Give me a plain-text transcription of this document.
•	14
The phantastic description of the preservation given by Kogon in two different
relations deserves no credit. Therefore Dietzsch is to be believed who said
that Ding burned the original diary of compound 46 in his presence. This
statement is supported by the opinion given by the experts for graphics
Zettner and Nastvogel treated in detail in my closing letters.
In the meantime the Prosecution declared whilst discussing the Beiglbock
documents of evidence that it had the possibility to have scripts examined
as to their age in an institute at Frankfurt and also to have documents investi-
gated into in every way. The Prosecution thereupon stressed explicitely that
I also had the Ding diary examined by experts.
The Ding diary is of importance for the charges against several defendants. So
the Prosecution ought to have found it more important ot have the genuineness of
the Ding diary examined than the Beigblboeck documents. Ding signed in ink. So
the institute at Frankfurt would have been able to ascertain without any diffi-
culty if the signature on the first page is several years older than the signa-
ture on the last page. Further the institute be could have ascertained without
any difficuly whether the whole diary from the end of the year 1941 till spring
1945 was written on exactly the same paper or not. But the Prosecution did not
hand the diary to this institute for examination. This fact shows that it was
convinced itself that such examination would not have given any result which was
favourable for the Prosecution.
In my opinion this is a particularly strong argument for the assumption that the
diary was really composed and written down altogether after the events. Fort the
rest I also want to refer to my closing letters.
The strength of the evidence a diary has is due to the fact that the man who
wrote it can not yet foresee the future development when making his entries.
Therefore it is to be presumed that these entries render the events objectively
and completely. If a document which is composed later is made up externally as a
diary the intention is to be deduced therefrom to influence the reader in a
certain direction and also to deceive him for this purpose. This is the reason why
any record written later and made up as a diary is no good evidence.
-------------------------
# WRITTEN PROBLEM:
Extract the listing in its entirety, matching it exactly.

# THE REPLY:
Give me a plain-text transcription of this document.
•	14
The phantastic description of the preservation given by Kogon in two different
relations deserves no credit. Therefore Dietzsch is to be believed who said
that Ding burned the original diary of compound 46 in his presence. This
statement is supported by the opinion given by the experts for graphics
Zettner and Nastvogel treated in detail in my closing letters.
In the meantime the Prosecution declared whilst discussing the Beiglbock
documents of evidence that it had the possibility to have scripts examined
as to their age in an institute at Frankfurt and also to have documents investi-
gated into in every way. The Prosecution thereupon stressed explicitely that
I also had the Ding diary examined by experts.
The Ding diary is of importance for the charges against several defendants. So
the Prosecution ought to have found it more important ot have the genuineness of
the Ding diary examined than the Beigblboeck documents. Ding signed in ink. So
the institute at Frankfurt would have been able to ascertain without any diffi-
culty if the signature on the first page is several years older than the signa-
ture on the last page. Further the institute be could have ascertained without
any difficuly whether the whole diary from the end of the year 1941 till spring
1945 was written on exactly the same paper or not. But the Prosecution did not
hand the diary to this institute for examination. This fact shows that it was
convinced itself that such examination would not have given any result which was
favourable for the Prosecution.
In my opinion this is a particularly strong argument for the assumption that the
diary was really composed and written down altogether after the events. Fort the
rest I also want to refer to my closing letters.
The strength of the evidence a diary has is due to the fact that the man who
wrote it can not yet foresee the future development when making his entries.
Therefore it is to be presumed that these entries render the events objectively
and completely. If a document which is composed later is made up externally as a
diary the intention is to be deduced therefrom to influence the reader in a
certain direction and also to deceive him for this purpose. This is the reason why
any record written later and made up as a diary is no good evidence.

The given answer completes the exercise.